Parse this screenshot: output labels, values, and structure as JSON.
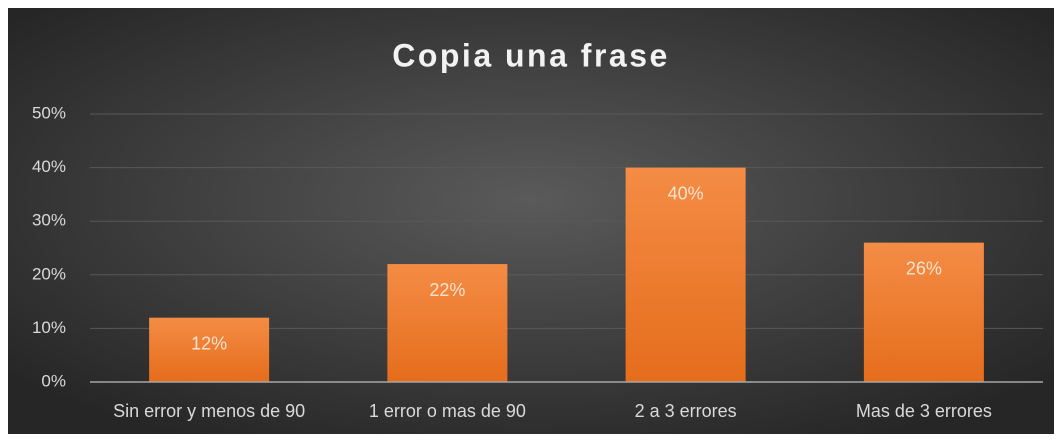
{
  "chart_data": {
    "type": "bar",
    "title": "Copia una frase",
    "categories": [
      "Sin error y menos de 90",
      "1 error o mas de 90",
      "2 a 3 errores",
      "Mas de 3 errores"
    ],
    "values": [
      12,
      22,
      40,
      26
    ],
    "value_labels": [
      "12%",
      "22%",
      "40%",
      "26%"
    ],
    "color": "#f07d2e",
    "ylim": [
      0,
      50
    ],
    "yticks": [
      {
        "value": 0,
        "label": "0%"
      },
      {
        "value": 10,
        "label": "10%"
      },
      {
        "value": 20,
        "label": "20%"
      },
      {
        "value": 30,
        "label": "30%"
      },
      {
        "value": 40,
        "label": "40%"
      },
      {
        "value": 50,
        "label": "50%"
      }
    ],
    "grid": true
  }
}
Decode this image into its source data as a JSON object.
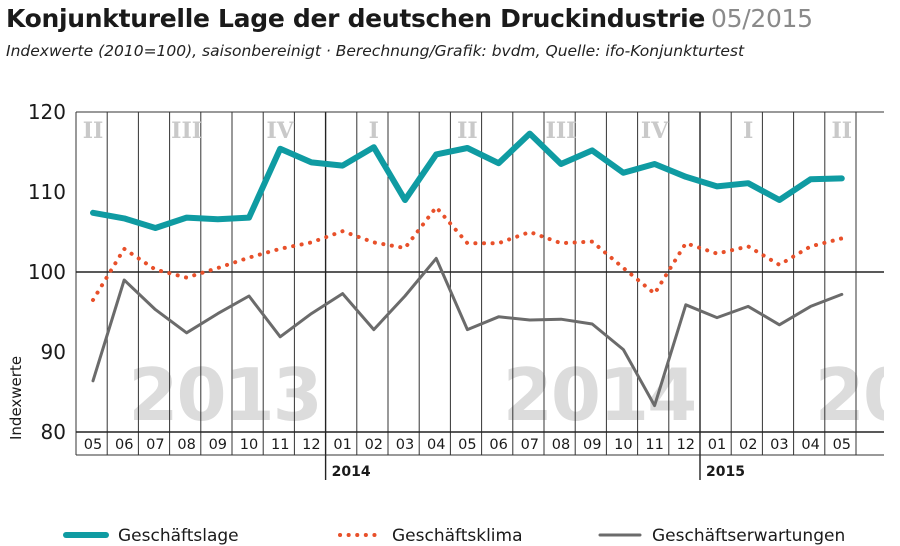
{
  "header": {
    "title": "Konjunkturelle Lage der deutschen Druckindustrie",
    "date": "05/2015",
    "subtitle": "Indexwerte (2010=100), saisonbereinigt · Berechnung/Grafik: bvdm, Quelle: ifo-Konjunkturtest"
  },
  "chart_data": {
    "type": "line",
    "ylabel": "Indexwerte",
    "ylim": [
      80,
      120
    ],
    "yticks": [
      80,
      90,
      100,
      110,
      120
    ],
    "grid": "vertical month lines, horizontal line at 100",
    "x": [
      "05",
      "06",
      "07",
      "08",
      "09",
      "10",
      "11",
      "12",
      "01",
      "02",
      "03",
      "04",
      "05",
      "06",
      "07",
      "08",
      "09",
      "10",
      "11",
      "12",
      "01",
      "02",
      "03",
      "04",
      "05"
    ],
    "year_markers": [
      {
        "label": "2014",
        "at_index": 8
      },
      {
        "label": "2015",
        "at_index": 20
      }
    ],
    "quarter_labels": [
      {
        "label": "II",
        "at_index": 0
      },
      {
        "label": "III",
        "at_index": 3
      },
      {
        "label": "IV",
        "at_index": 6
      },
      {
        "label": "I",
        "at_index": 9
      },
      {
        "label": "II",
        "at_index": 12
      },
      {
        "label": "III",
        "at_index": 15
      },
      {
        "label": "IV",
        "at_index": 18
      },
      {
        "label": "I",
        "at_index": 21
      },
      {
        "label": "II",
        "at_index": 24
      }
    ],
    "background_years": [
      {
        "label": "2013",
        "at_index": 2
      },
      {
        "label": "2014",
        "at_index": 14
      },
      {
        "label": "20",
        "at_index": 24
      }
    ],
    "series": [
      {
        "name": "Geschäftslage",
        "color": "#0f9ba2",
        "style": "solid-thick",
        "values": [
          107.4,
          106.7,
          105.5,
          106.8,
          106.6,
          106.8,
          115.4,
          113.7,
          113.3,
          115.6,
          109.0,
          114.7,
          115.5,
          113.6,
          117.3,
          113.5,
          115.2,
          112.4,
          113.5,
          111.9,
          110.7,
          111.1,
          109.0,
          111.6,
          111.7
        ]
      },
      {
        "name": "Geschäftsklima",
        "color": "#e8502a",
        "style": "dotted",
        "values": [
          96.5,
          102.9,
          100.3,
          99.3,
          100.5,
          101.8,
          102.9,
          103.7,
          105.1,
          103.7,
          103.0,
          108.1,
          103.6,
          103.6,
          105.0,
          103.6,
          103.8,
          100.5,
          97.3,
          103.6,
          102.3,
          103.2,
          100.9,
          103.2,
          104.2
        ]
      },
      {
        "name": "Geschäftserwartungen",
        "color": "#6b6b6b",
        "style": "solid-thin",
        "values": [
          86.4,
          99.0,
          95.3,
          92.4,
          94.8,
          97.0,
          91.9,
          94.8,
          97.3,
          92.8,
          97.0,
          101.7,
          92.8,
          94.4,
          94.0,
          94.1,
          93.5,
          90.3,
          83.3,
          95.9,
          94.3,
          95.7,
          93.4,
          95.7,
          97.2
        ]
      }
    ]
  }
}
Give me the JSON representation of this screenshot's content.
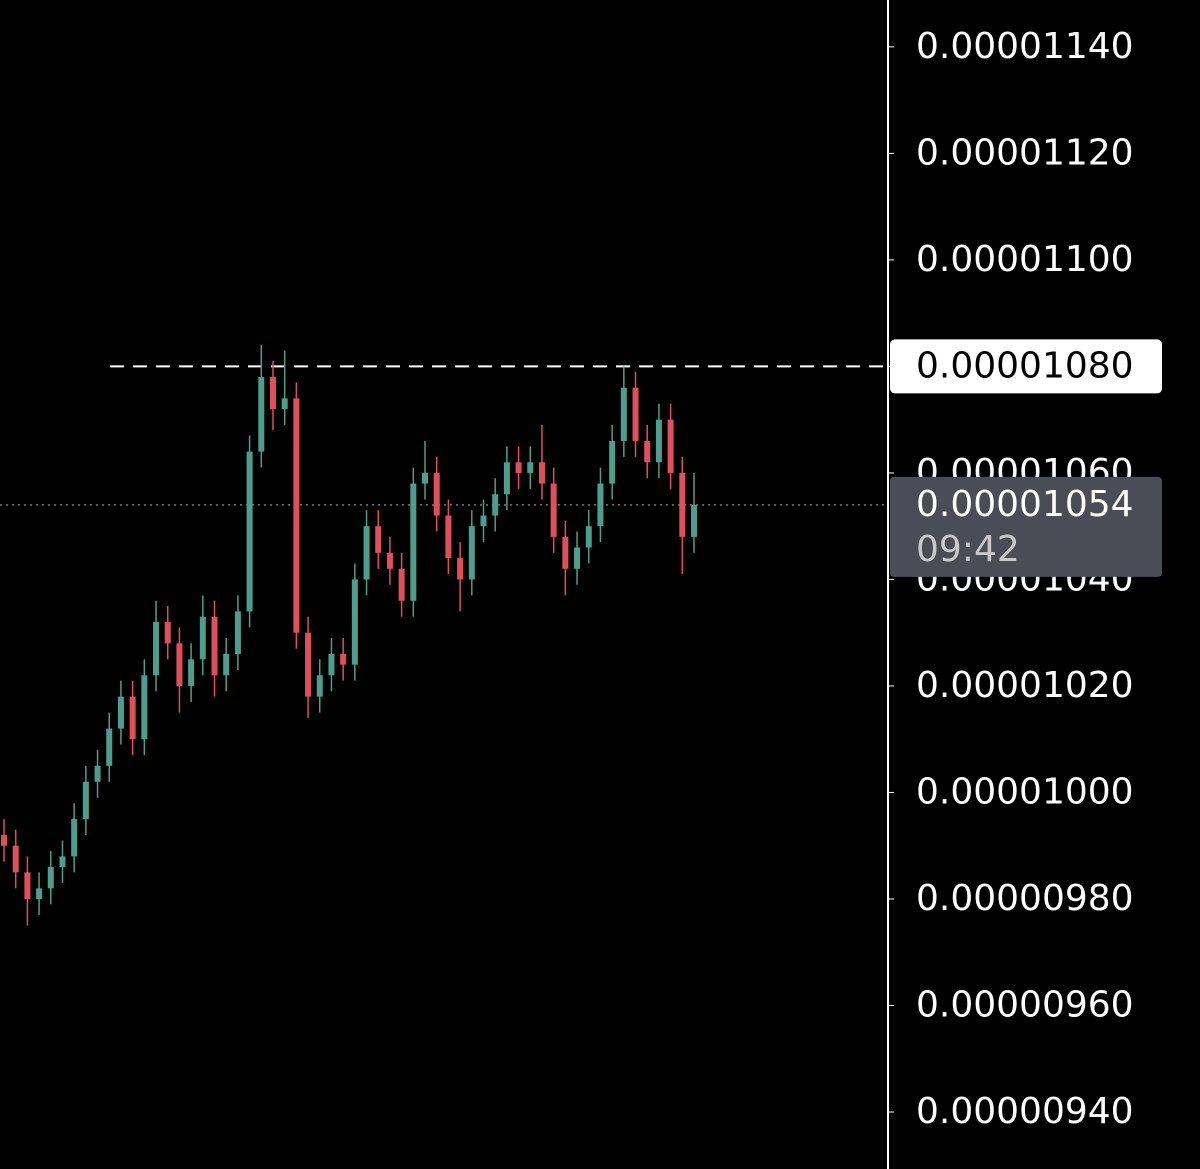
———
▸ Exercise instructions
Reproduce each entry verbatim, excluding any embedded images.

▸ Solution
Parse this screenshot: output labels, values, and structure as JSON.
{
  "chart_data": {
    "type": "bar",
    "title": "Copia una frase",
    "categories": [
      "Sin error y menos de 90",
      "1 error o mas de 90",
      "2 a 3 errores",
      "Mas de 3 errores"
    ],
    "values": [
      12,
      22,
      40,
      26
    ],
    "value_labels": [
      "12%",
      "22%",
      "40%",
      "26%"
    ],
    "color": "#f07d2e",
    "ylim": [
      0,
      50
    ],
    "yticks": [
      {
        "value": 0,
        "label": "0%"
      },
      {
        "value": 10,
        "label": "10%"
      },
      {
        "value": 20,
        "label": "20%"
      },
      {
        "value": 30,
        "label": "30%"
      },
      {
        "value": 40,
        "label": "40%"
      },
      {
        "value": 50,
        "label": "50%"
      }
    ],
    "grid": true
  }
}
Decode this image into its source data as a JSON object.
{
  "header": {
    "title": "Konjunkturelle Lage der deutschen Druckindustrie",
    "date": "05/2015",
    "subtitle": "Indexwerte (2010=100), saisonbereinigt · Berechnung/Grafik: bvdm, Quelle: ifo-Konjunkturtest"
  },
  "chart_data": {
    "type": "line",
    "ylabel": "Indexwerte",
    "ylim": [
      80,
      120
    ],
    "yticks": [
      80,
      90,
      100,
      110,
      120
    ],
    "grid": "vertical month lines, horizontal line at 100",
    "x": [
      "05",
      "06",
      "07",
      "08",
      "09",
      "10",
      "11",
      "12",
      "01",
      "02",
      "03",
      "04",
      "05",
      "06",
      "07",
      "08",
      "09",
      "10",
      "11",
      "12",
      "01",
      "02",
      "03",
      "04",
      "05"
    ],
    "year_markers": [
      {
        "label": "2014",
        "at_index": 8
      },
      {
        "label": "2015",
        "at_index": 20
      }
    ],
    "quarter_labels": [
      {
        "label": "II",
        "at_index": 0
      },
      {
        "label": "III",
        "at_index": 3
      },
      {
        "label": "IV",
        "at_index": 6
      },
      {
        "label": "I",
        "at_index": 9
      },
      {
        "label": "II",
        "at_index": 12
      },
      {
        "label": "III",
        "at_index": 15
      },
      {
        "label": "IV",
        "at_index": 18
      },
      {
        "label": "I",
        "at_index": 21
      },
      {
        "label": "II",
        "at_index": 24
      }
    ],
    "background_years": [
      {
        "label": "2013",
        "at_index": 2
      },
      {
        "label": "2014",
        "at_index": 14
      },
      {
        "label": "20",
        "at_index": 24
      }
    ],
    "series": [
      {
        "name": "Geschäftslage",
        "color": "#0f9ba2",
        "style": "solid-thick",
        "values": [
          107.4,
          106.7,
          105.5,
          106.8,
          106.6,
          106.8,
          115.4,
          113.7,
          113.3,
          115.6,
          109.0,
          114.7,
          115.5,
          113.6,
          117.3,
          113.5,
          115.2,
          112.4,
          113.5,
          111.9,
          110.7,
          111.1,
          109.0,
          111.6,
          111.7
        ]
      },
      {
        "name": "Geschäftsklima",
        "color": "#e8502a",
        "style": "dotted",
        "values": [
          96.5,
          102.9,
          100.3,
          99.3,
          100.5,
          101.8,
          102.9,
          103.7,
          105.1,
          103.7,
          103.0,
          108.1,
          103.6,
          103.6,
          105.0,
          103.6,
          103.8,
          100.5,
          97.3,
          103.6,
          102.3,
          103.2,
          100.9,
          103.2,
          104.2
        ]
      },
      {
        "name": "Geschäftserwartungen",
        "color": "#6b6b6b",
        "style": "solid-thin",
        "values": [
          86.4,
          99.0,
          95.3,
          92.4,
          94.8,
          97.0,
          91.9,
          94.8,
          97.3,
          92.8,
          97.0,
          101.7,
          92.8,
          94.4,
          94.0,
          94.1,
          93.5,
          90.3,
          83.3,
          95.9,
          94.3,
          95.7,
          93.4,
          95.7,
          97.2
        ]
      }
    ]
  }
}
Give me the JSON representation of this screenshot's content.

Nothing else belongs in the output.